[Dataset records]
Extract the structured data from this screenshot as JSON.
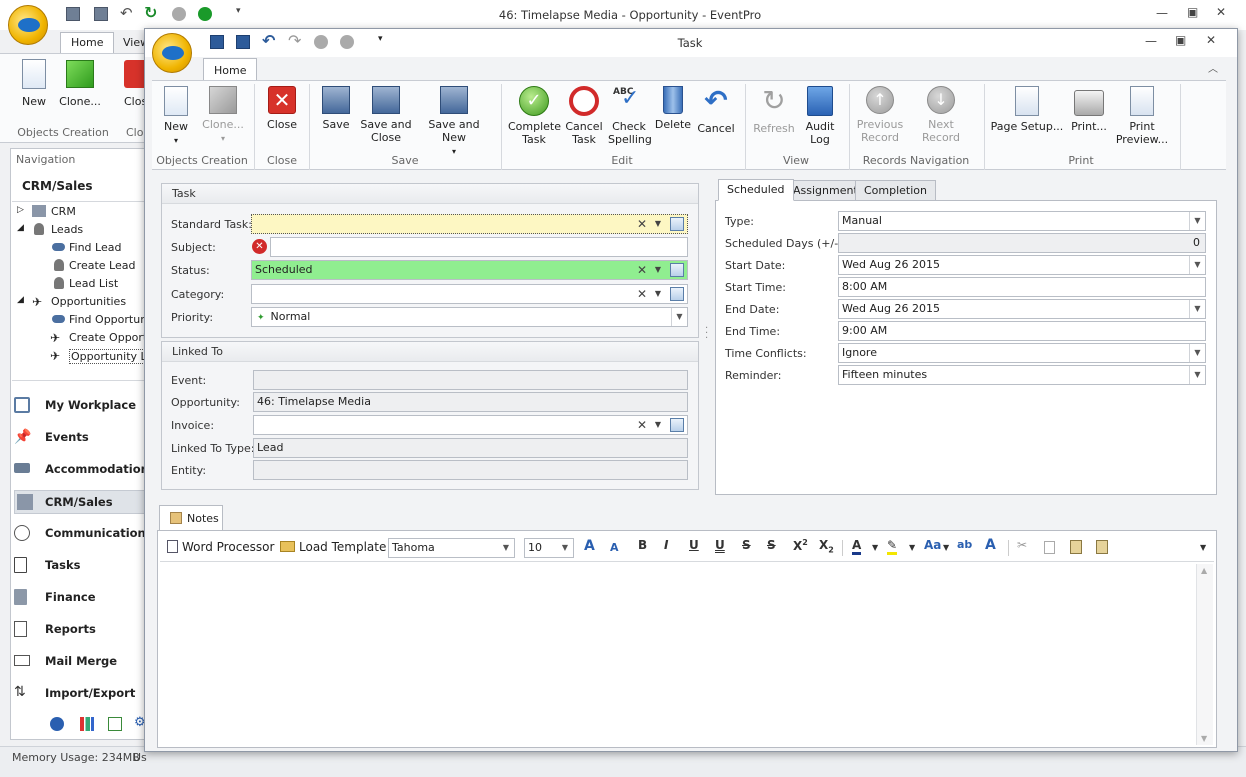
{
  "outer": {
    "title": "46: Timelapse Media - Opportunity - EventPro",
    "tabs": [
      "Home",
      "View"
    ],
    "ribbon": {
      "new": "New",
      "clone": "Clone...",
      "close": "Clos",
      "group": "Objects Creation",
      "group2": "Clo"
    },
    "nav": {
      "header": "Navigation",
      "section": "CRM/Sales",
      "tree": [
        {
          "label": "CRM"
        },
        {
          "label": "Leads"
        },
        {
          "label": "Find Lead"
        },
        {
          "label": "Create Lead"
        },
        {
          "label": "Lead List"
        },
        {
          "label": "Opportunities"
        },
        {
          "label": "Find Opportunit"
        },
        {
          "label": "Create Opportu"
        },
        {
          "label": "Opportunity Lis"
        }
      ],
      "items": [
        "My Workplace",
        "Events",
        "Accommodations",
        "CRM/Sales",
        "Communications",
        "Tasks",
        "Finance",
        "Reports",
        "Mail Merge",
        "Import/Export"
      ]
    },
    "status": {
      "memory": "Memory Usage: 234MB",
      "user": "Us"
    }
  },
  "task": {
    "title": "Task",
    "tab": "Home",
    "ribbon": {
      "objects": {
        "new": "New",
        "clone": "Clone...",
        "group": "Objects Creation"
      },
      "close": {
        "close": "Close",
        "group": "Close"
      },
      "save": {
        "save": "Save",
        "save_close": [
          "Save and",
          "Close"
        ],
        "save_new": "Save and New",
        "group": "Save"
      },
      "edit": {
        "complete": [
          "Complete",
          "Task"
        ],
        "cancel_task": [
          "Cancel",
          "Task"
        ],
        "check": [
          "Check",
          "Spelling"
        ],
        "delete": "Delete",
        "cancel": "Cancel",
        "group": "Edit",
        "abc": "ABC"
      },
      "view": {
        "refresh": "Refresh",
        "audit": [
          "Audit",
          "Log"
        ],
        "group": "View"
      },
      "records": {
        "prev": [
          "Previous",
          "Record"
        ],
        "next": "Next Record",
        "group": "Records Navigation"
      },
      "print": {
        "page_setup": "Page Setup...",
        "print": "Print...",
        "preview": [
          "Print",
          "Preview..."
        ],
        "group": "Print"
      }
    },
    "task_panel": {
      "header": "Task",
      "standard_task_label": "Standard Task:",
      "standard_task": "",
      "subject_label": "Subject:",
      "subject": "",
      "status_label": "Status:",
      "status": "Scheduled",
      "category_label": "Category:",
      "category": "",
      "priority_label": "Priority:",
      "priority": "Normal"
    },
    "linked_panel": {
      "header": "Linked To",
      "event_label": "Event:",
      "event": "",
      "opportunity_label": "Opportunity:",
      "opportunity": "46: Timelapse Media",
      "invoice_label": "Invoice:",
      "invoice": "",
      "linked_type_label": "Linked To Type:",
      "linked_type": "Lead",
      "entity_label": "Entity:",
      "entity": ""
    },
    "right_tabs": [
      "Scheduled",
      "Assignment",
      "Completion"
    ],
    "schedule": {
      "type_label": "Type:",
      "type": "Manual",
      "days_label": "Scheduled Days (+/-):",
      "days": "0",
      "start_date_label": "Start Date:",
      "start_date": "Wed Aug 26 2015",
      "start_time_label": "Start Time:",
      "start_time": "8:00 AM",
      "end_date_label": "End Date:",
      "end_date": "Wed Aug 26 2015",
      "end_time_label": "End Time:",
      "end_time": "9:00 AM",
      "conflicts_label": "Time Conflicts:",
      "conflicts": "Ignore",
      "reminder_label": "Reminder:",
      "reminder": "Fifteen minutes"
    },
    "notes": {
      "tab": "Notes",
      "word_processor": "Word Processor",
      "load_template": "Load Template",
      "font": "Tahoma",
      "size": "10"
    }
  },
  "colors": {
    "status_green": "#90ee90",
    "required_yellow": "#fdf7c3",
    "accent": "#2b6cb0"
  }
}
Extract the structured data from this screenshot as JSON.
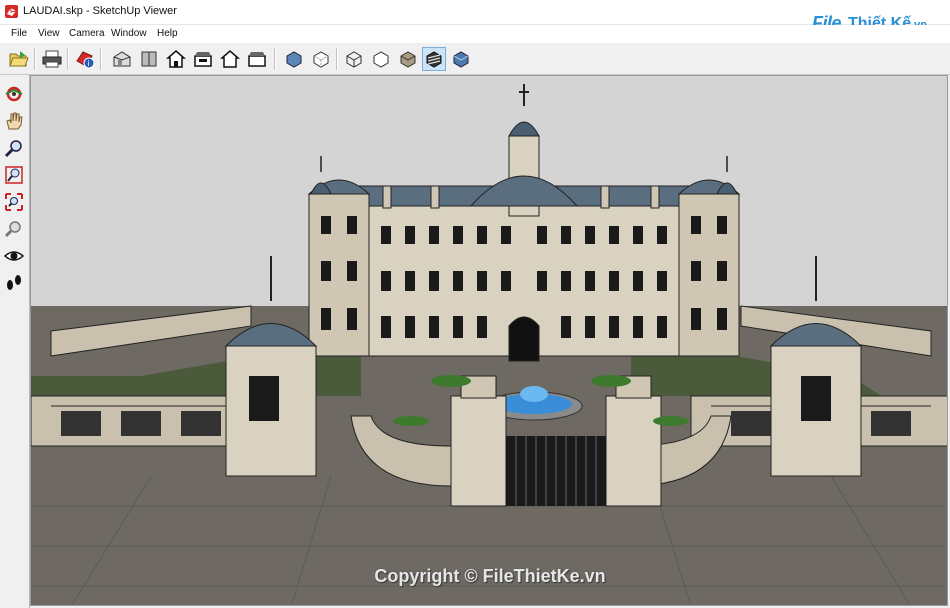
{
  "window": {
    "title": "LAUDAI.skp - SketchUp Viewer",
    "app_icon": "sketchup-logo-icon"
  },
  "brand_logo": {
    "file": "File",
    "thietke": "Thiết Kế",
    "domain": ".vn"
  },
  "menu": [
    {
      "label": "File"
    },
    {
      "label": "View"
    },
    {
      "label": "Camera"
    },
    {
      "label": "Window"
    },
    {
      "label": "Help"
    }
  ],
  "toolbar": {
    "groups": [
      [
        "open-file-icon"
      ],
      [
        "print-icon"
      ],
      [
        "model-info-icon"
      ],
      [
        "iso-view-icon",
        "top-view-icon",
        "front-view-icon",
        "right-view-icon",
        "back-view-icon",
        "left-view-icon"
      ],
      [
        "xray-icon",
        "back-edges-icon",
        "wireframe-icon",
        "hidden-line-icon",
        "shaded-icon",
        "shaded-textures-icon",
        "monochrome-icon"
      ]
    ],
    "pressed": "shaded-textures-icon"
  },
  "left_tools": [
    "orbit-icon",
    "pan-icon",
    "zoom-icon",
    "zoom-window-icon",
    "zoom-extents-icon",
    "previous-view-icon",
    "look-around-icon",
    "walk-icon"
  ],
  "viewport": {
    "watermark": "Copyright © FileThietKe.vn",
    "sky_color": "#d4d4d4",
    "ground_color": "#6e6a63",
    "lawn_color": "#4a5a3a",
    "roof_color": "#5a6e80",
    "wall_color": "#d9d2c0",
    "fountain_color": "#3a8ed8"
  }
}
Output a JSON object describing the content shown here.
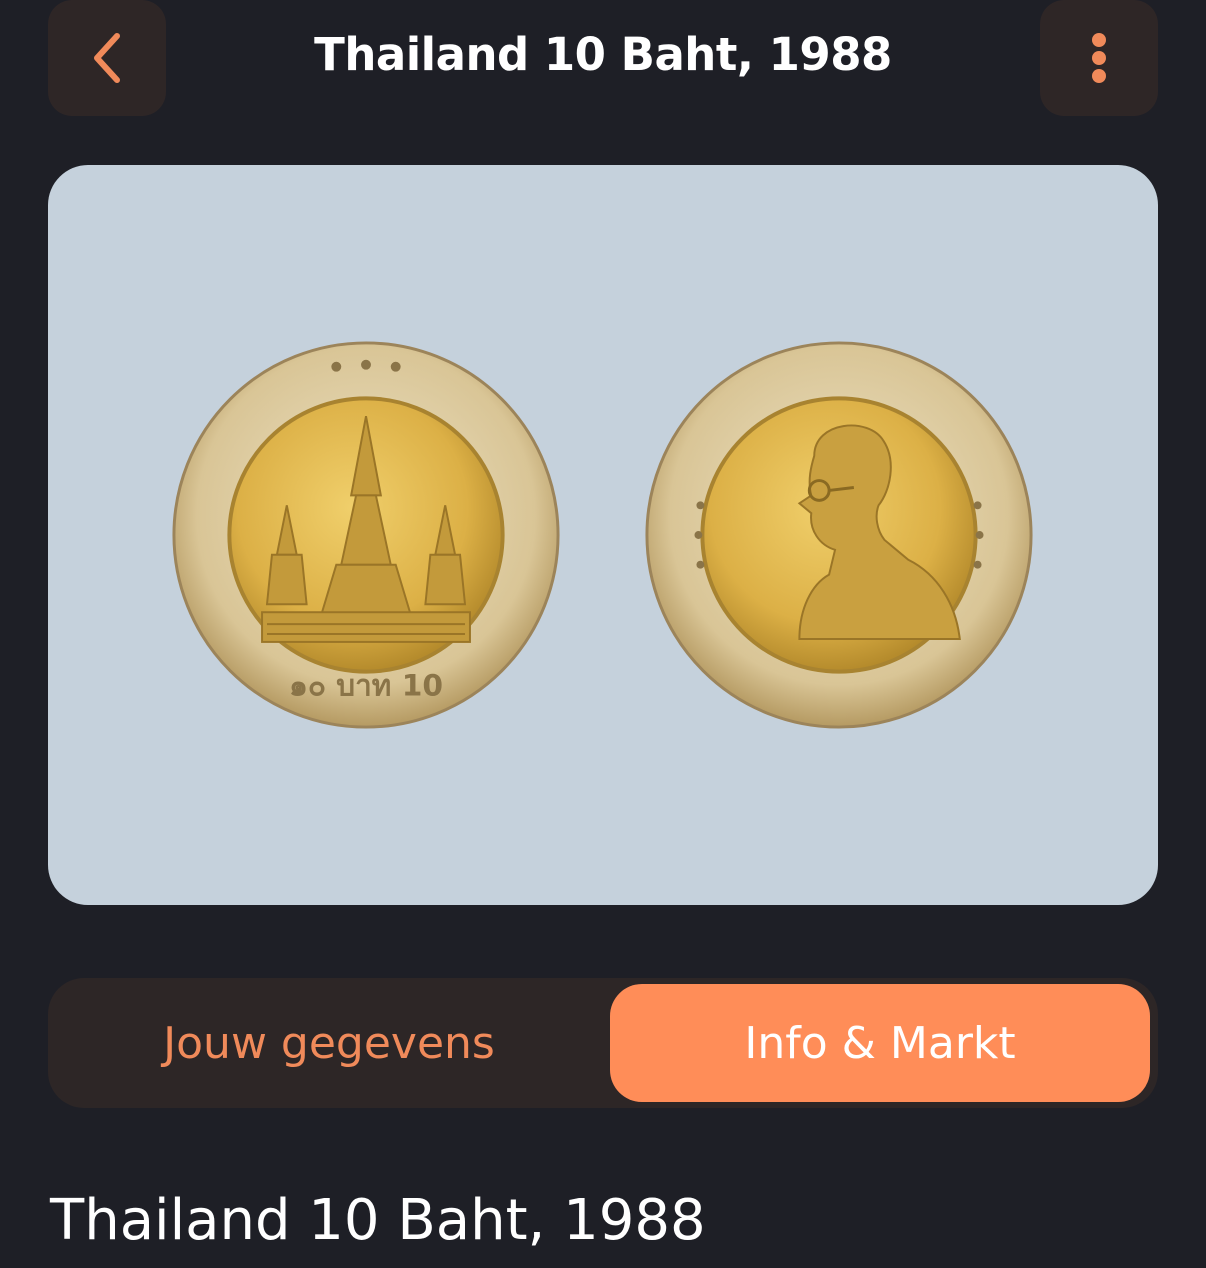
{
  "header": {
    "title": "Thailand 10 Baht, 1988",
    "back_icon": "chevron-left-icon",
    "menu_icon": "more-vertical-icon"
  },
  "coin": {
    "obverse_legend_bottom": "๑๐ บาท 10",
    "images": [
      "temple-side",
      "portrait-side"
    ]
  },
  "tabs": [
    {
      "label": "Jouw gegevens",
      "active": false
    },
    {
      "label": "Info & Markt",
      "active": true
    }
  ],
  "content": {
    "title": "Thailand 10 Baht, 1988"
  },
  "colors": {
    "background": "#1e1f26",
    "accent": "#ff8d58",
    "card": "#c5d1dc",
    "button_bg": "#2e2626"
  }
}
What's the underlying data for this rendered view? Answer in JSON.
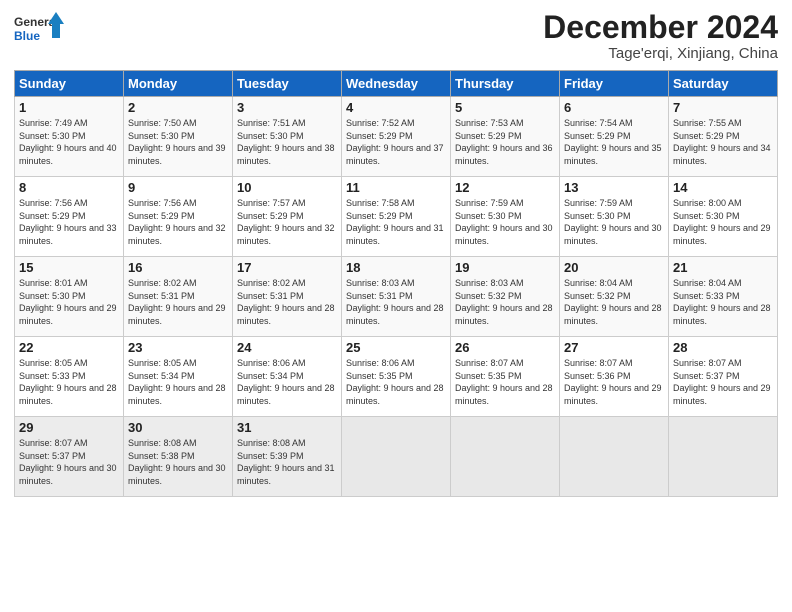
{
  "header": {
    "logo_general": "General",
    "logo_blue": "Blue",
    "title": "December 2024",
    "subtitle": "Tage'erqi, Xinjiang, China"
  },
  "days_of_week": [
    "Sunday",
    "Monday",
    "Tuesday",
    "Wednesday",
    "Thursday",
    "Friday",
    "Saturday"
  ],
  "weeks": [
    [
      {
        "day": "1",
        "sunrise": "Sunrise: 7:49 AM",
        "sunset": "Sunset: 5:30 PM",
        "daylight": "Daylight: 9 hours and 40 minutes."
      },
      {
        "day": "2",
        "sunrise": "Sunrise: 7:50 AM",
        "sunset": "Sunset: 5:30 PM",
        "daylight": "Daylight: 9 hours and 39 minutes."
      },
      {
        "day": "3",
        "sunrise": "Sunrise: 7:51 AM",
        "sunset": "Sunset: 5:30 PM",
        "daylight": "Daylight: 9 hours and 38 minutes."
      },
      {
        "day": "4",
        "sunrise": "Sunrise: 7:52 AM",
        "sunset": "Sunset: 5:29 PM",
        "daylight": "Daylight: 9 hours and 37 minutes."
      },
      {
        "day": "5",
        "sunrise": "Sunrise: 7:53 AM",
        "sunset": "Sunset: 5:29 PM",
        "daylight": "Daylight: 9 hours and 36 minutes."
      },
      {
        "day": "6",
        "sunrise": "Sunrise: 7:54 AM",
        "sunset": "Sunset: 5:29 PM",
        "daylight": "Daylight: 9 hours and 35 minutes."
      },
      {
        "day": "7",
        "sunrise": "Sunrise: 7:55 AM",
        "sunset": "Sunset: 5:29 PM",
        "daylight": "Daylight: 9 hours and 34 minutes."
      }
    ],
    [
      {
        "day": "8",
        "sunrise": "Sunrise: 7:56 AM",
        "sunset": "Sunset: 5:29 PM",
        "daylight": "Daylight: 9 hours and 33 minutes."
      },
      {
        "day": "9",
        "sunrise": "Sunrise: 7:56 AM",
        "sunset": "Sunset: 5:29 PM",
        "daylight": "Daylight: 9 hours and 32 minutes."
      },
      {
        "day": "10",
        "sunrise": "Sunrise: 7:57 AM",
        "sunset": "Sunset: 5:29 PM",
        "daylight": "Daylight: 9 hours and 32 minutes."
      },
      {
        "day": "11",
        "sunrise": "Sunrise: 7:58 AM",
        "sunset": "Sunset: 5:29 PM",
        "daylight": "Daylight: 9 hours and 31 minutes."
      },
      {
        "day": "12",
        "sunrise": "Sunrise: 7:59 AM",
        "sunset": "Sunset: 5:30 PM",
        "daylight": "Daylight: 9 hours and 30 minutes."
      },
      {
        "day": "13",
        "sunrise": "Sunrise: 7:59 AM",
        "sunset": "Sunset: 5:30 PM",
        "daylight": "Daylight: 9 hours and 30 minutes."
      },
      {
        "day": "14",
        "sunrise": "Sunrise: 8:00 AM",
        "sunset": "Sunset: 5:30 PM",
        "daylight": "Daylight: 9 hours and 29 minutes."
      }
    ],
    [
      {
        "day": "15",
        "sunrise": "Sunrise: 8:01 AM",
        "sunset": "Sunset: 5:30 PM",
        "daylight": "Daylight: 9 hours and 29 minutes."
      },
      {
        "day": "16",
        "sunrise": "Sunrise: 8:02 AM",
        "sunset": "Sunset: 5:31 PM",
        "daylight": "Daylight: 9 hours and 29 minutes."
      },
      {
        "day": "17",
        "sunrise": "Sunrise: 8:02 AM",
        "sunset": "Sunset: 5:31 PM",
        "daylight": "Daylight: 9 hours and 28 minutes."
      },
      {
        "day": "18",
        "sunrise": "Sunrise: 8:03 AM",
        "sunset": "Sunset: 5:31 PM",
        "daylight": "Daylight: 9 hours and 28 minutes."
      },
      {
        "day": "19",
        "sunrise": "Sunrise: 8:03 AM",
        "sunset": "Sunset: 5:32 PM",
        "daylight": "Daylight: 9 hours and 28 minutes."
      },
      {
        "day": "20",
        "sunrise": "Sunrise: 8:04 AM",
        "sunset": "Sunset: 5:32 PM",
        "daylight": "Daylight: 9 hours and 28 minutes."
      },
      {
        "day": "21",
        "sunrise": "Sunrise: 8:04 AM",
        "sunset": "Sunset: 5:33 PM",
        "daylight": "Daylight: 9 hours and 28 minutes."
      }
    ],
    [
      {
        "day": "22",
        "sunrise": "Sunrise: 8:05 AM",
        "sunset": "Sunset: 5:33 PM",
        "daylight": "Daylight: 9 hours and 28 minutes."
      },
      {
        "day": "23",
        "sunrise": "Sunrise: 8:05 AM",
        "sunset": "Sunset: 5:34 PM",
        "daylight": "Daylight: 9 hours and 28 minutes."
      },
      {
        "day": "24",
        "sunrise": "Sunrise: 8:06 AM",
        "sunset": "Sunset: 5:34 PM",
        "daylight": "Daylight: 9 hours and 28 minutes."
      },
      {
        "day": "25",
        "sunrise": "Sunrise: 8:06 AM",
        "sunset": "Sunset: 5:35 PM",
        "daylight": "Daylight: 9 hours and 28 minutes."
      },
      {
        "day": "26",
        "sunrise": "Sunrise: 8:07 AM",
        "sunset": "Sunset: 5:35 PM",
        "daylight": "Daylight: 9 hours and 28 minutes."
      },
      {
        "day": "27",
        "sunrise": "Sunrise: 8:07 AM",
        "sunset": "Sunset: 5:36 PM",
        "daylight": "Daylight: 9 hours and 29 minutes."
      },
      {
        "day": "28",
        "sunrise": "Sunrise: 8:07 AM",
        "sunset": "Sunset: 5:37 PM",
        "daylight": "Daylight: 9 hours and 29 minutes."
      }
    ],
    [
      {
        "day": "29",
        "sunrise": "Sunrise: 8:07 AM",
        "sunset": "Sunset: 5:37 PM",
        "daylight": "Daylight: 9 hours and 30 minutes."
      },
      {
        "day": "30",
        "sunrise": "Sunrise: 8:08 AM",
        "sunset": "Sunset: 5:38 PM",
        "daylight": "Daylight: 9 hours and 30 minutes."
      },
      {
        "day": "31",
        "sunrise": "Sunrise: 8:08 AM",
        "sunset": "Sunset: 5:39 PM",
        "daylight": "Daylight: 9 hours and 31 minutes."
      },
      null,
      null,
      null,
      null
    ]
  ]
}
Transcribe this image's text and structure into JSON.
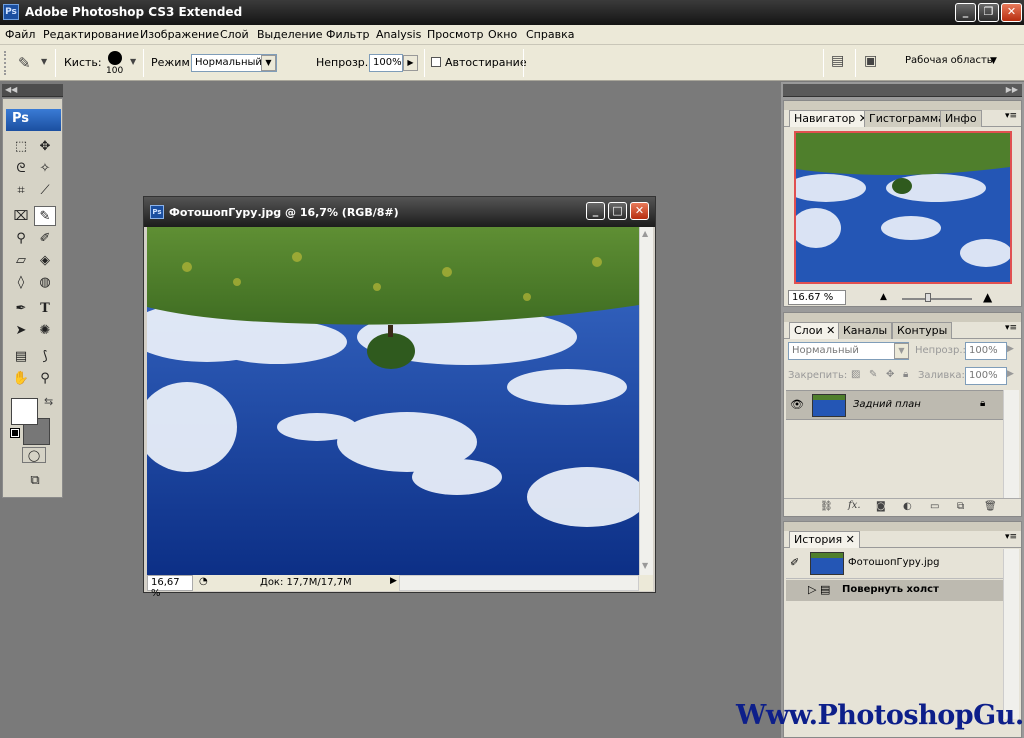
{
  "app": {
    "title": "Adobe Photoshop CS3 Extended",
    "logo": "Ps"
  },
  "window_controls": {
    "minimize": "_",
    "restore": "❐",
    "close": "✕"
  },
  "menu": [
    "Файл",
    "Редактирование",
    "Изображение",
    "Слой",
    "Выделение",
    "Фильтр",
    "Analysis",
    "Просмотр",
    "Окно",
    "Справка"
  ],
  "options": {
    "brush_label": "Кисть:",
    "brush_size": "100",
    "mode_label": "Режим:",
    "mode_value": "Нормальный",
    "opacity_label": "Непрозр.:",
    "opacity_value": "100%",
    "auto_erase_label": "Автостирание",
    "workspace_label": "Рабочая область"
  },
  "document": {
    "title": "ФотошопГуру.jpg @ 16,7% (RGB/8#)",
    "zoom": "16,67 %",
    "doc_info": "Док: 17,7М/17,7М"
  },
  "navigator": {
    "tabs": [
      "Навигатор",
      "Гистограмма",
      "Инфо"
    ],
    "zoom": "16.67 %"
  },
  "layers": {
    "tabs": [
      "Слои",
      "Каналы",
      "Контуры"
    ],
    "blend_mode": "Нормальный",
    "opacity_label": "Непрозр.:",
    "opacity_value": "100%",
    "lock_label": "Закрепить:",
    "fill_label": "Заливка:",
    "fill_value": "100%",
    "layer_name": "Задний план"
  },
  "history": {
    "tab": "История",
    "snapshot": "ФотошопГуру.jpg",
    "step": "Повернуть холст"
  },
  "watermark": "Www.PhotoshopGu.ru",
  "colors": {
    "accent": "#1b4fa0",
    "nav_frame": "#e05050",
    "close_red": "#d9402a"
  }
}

**TASK OBJECTIVE:**
Filter out all lines lacking the word "content" and copy the rest.

**OUTPUT BELOW:**
Output a JSON object describing the content shown here.
  "content": {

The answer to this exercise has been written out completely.